- Exercise prompt: Can you output the material exactly as written, minus any pictures it holds?

Entries from a dataset
----

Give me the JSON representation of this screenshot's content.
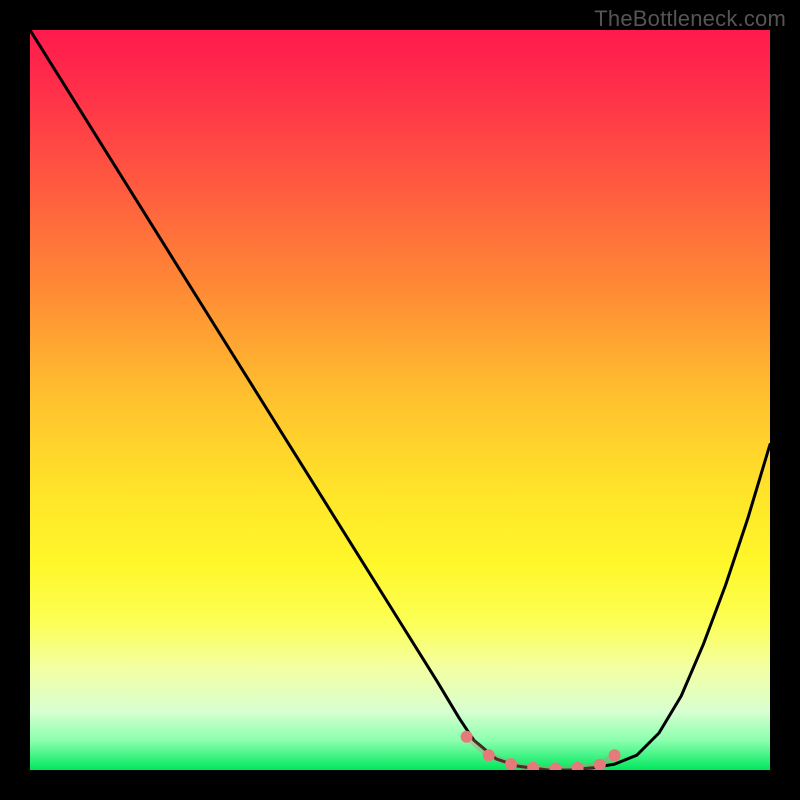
{
  "watermark": "TheBottleneck.com",
  "chart_data": {
    "type": "line",
    "title": "",
    "xlabel": "",
    "ylabel": "",
    "xlim": [
      0,
      100
    ],
    "ylim": [
      0,
      100
    ],
    "grid": false,
    "annotations": [
      "TheBottleneck.com"
    ],
    "series": [
      {
        "name": "bottleneck-curve",
        "color": "#000000",
        "x": [
          0,
          5,
          10,
          15,
          20,
          25,
          30,
          35,
          40,
          45,
          50,
          55,
          58,
          60,
          63,
          66,
          70,
          73,
          76,
          79,
          82,
          85,
          88,
          91,
          94,
          97,
          100
        ],
        "y": [
          100,
          92,
          84,
          76,
          68,
          60,
          52,
          44,
          36,
          28,
          20,
          12,
          7,
          4,
          1.5,
          0.5,
          0,
          0,
          0.3,
          0.8,
          2,
          5,
          10,
          17,
          25,
          34,
          44
        ]
      }
    ],
    "highlight_segment": {
      "name": "optimal-range-markers",
      "color": "#e67a7a",
      "x": [
        59,
        62,
        65,
        68,
        71,
        74,
        77,
        79
      ],
      "y": [
        4.5,
        2,
        0.8,
        0.3,
        0.2,
        0.3,
        0.7,
        2
      ]
    },
    "gradient_stops": [
      {
        "pos": 0,
        "color": "#ff1a4d"
      },
      {
        "pos": 50,
        "color": "#ffc22e"
      },
      {
        "pos": 80,
        "color": "#fcff55"
      },
      {
        "pos": 100,
        "color": "#00e85e"
      }
    ]
  }
}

----

- Task response:
Give me the JSON representation of this screenshot's content.
{
  "watermark": "TheBottleneck.com",
  "chart_data": {
    "type": "line",
    "title": "",
    "xlabel": "",
    "ylabel": "",
    "xlim": [
      0,
      100
    ],
    "ylim": [
      0,
      100
    ],
    "grid": false,
    "annotations": [
      "TheBottleneck.com"
    ],
    "series": [
      {
        "name": "bottleneck-curve",
        "color": "#000000",
        "x": [
          0,
          5,
          10,
          15,
          20,
          25,
          30,
          35,
          40,
          45,
          50,
          55,
          58,
          60,
          63,
          66,
          70,
          73,
          76,
          79,
          82,
          85,
          88,
          91,
          94,
          97,
          100
        ],
        "y": [
          100,
          92,
          84,
          76,
          68,
          60,
          52,
          44,
          36,
          28,
          20,
          12,
          7,
          4,
          1.5,
          0.5,
          0,
          0,
          0.3,
          0.8,
          2,
          5,
          10,
          17,
          25,
          34,
          44
        ]
      }
    ],
    "highlight_segment": {
      "name": "optimal-range-markers",
      "color": "#e67a7a",
      "x": [
        59,
        62,
        65,
        68,
        71,
        74,
        77,
        79
      ],
      "y": [
        4.5,
        2,
        0.8,
        0.3,
        0.2,
        0.3,
        0.7,
        2
      ]
    },
    "gradient_stops": [
      {
        "pos": 0,
        "color": "#ff1a4d"
      },
      {
        "pos": 50,
        "color": "#ffc22e"
      },
      {
        "pos": 80,
        "color": "#fcff55"
      },
      {
        "pos": 100,
        "color": "#00e85e"
      }
    ]
  }
}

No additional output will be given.